● SHORT PROBLEM: Each line below should be retyped exactly, with no pictures.

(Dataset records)

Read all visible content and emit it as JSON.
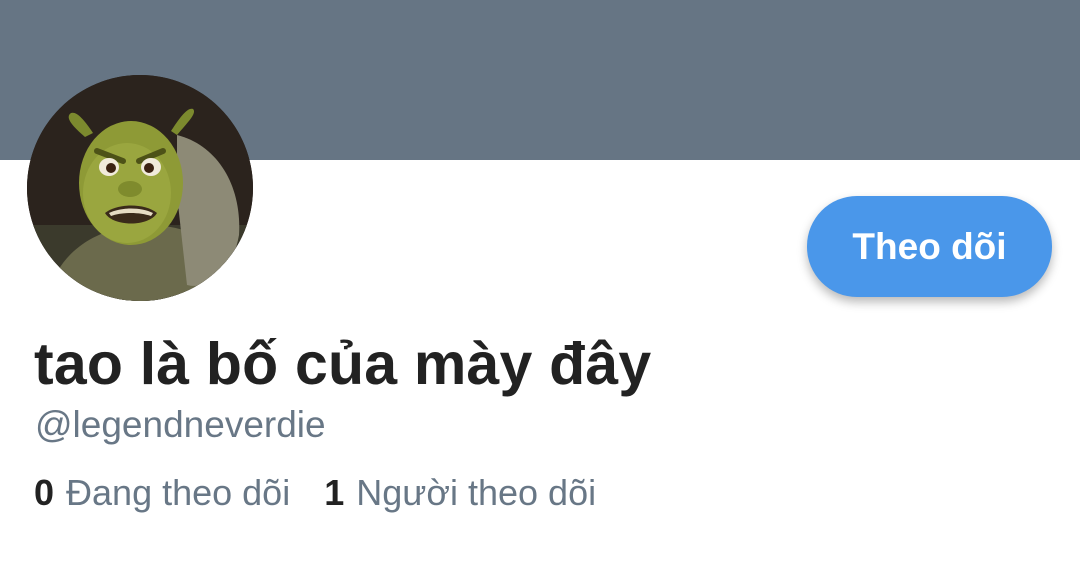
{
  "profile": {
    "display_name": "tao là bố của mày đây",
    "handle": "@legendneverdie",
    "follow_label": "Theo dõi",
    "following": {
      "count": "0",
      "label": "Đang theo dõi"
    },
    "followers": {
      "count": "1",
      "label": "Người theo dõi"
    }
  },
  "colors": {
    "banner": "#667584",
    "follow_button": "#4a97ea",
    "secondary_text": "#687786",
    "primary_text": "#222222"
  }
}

● IN RESPONSE:
Read all visible content and emit it as JSON.
{
  "profile": {
    "display_name": "tao là bố của mày đây",
    "handle": "@legendneverdie",
    "follow_label": "Theo dõi",
    "following": {
      "count": "0",
      "label": "Đang theo dõi"
    },
    "followers": {
      "count": "1",
      "label": "Người theo dõi"
    }
  },
  "colors": {
    "banner": "#667584",
    "follow_button": "#4a97ea",
    "secondary_text": "#687786",
    "primary_text": "#222222"
  }
}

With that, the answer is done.